[Dataset records]
--- begin ---

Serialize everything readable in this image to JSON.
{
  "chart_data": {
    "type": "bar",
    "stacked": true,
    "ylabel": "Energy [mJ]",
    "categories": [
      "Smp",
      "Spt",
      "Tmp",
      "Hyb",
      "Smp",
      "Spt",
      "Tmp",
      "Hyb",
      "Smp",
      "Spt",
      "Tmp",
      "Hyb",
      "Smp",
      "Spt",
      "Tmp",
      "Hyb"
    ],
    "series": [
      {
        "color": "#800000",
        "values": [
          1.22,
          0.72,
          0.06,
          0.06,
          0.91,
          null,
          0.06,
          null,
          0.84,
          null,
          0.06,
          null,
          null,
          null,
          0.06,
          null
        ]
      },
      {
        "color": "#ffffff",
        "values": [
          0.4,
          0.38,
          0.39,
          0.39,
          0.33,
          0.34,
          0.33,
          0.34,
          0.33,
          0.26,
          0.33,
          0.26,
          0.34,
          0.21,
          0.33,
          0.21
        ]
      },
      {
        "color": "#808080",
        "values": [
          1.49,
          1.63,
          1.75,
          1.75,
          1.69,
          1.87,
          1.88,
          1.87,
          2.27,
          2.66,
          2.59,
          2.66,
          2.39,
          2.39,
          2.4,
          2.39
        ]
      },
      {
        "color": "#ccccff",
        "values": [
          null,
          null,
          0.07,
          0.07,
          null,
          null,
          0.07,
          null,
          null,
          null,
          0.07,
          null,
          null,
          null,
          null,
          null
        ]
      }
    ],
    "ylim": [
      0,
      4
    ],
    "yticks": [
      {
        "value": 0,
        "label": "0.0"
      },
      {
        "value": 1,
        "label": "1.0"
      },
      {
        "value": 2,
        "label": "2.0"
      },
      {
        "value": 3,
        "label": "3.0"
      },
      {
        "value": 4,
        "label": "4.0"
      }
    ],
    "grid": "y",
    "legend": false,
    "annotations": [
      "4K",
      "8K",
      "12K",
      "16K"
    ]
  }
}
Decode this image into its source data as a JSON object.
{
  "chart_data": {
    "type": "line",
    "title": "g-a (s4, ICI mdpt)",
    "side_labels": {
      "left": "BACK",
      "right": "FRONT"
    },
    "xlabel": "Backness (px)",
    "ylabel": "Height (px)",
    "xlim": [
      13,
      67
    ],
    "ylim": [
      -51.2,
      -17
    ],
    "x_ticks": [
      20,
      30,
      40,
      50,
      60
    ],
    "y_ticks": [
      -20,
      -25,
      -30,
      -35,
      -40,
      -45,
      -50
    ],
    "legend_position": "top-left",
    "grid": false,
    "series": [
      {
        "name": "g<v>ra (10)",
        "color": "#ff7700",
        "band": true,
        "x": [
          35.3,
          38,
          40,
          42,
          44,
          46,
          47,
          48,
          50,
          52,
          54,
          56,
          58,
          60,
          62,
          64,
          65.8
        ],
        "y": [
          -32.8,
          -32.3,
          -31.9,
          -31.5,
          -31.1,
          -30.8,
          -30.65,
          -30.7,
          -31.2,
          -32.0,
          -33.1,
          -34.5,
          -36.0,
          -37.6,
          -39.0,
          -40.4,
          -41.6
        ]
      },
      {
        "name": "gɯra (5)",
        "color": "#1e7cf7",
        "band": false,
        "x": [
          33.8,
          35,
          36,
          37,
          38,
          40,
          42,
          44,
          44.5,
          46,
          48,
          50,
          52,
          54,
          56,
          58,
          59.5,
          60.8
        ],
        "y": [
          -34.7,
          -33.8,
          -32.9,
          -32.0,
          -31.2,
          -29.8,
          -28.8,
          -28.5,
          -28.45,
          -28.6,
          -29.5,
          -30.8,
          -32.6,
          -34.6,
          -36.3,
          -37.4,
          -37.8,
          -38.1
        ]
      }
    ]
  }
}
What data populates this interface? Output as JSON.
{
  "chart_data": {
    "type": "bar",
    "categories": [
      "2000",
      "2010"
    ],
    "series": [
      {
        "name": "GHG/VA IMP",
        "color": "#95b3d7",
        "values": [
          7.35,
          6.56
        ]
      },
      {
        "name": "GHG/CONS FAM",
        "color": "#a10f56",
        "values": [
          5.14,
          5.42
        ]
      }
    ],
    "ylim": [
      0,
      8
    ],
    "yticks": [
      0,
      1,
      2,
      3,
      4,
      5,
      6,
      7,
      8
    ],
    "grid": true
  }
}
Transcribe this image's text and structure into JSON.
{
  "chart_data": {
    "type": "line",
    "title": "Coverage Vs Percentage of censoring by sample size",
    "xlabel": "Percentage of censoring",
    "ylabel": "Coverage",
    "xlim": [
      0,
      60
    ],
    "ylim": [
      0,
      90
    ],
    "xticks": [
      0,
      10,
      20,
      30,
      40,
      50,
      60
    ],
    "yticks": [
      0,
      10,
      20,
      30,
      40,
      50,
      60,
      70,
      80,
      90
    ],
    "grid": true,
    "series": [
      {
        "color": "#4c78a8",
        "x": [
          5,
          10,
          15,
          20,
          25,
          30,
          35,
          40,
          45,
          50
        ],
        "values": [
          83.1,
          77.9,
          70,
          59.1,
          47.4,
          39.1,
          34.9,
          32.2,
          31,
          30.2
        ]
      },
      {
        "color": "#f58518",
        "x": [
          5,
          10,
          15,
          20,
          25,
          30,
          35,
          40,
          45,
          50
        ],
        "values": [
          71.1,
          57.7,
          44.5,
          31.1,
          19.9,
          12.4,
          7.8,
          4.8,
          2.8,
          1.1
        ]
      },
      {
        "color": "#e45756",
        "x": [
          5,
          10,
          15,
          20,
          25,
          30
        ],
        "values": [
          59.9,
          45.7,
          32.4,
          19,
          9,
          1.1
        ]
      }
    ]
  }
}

--- end ---

[SET PROBLEM]
Write out each line of the data that holds the string "into".

[RESPONSE TO THIS EXERCISE]
Decode this image into its source data as a JSON object.
Transcribe this image's text and structure into JSON.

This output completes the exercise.